[Stored records]
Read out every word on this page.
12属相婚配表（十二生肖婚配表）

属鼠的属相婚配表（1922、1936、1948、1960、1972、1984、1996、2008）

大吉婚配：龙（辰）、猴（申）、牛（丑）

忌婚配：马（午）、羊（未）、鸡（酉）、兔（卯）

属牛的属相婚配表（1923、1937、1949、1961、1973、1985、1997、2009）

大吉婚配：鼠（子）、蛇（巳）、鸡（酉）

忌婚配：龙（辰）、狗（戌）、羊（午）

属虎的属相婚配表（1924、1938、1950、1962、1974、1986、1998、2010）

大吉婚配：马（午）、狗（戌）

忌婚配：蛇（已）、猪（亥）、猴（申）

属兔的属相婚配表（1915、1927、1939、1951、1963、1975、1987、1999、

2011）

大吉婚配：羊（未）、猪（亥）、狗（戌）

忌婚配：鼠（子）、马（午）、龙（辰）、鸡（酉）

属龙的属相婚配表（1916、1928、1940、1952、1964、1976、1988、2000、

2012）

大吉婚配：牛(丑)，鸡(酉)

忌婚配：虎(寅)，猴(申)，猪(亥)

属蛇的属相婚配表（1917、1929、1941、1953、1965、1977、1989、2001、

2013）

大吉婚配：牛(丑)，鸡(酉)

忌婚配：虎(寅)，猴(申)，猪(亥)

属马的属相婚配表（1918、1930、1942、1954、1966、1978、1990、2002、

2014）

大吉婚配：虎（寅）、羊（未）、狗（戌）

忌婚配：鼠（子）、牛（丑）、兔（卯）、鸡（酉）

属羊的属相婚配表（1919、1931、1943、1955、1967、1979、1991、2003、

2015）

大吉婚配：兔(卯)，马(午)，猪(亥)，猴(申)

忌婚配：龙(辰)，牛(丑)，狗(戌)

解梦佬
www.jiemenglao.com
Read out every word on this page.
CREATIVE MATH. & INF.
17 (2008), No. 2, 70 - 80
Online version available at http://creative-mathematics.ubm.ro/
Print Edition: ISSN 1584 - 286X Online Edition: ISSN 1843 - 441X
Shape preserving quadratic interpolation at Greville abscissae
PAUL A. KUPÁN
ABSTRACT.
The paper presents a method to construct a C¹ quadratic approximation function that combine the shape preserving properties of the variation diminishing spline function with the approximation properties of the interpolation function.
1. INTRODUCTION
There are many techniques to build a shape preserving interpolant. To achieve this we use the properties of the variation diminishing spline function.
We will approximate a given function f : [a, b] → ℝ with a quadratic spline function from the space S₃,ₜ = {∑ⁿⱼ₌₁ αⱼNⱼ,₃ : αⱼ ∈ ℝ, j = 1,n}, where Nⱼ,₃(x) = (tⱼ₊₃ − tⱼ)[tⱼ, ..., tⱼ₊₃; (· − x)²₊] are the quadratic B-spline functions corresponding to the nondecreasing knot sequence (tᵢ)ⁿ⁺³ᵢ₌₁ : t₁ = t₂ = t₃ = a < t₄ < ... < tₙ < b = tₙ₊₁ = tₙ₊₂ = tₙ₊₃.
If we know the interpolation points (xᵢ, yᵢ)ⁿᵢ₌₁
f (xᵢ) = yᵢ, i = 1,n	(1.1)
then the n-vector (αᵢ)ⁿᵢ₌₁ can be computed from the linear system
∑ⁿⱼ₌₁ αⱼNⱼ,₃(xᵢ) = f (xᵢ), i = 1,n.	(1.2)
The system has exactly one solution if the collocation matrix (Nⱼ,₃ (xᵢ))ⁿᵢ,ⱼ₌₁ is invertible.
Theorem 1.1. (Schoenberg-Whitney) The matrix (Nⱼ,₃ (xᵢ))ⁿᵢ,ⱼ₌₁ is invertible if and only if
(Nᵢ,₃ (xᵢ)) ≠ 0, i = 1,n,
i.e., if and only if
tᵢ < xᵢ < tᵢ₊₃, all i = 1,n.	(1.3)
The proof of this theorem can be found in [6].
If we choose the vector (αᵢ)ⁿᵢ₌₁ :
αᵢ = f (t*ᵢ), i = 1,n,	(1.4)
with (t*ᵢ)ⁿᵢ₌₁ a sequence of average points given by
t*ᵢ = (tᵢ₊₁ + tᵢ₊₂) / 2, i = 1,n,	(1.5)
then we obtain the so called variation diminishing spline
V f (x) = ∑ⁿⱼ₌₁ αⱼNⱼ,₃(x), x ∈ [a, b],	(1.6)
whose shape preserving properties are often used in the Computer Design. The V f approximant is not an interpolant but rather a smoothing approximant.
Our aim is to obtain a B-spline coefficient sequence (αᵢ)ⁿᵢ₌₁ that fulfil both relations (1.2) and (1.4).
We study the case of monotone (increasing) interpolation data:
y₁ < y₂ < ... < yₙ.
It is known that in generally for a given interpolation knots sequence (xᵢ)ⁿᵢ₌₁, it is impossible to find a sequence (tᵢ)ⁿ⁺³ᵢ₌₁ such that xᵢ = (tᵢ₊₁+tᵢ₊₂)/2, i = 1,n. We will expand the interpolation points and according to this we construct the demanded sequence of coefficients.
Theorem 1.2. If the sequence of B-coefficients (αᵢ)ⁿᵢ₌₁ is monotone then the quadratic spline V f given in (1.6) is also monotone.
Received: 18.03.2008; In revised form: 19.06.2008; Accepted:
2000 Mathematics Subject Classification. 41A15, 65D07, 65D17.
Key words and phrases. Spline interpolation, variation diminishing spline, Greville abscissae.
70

- WORK REQUIRED: Your answer should be a single number: the count of lines in the data that include the word "αⱼNⱼ".

- ANSWER TO THIS TASK: 3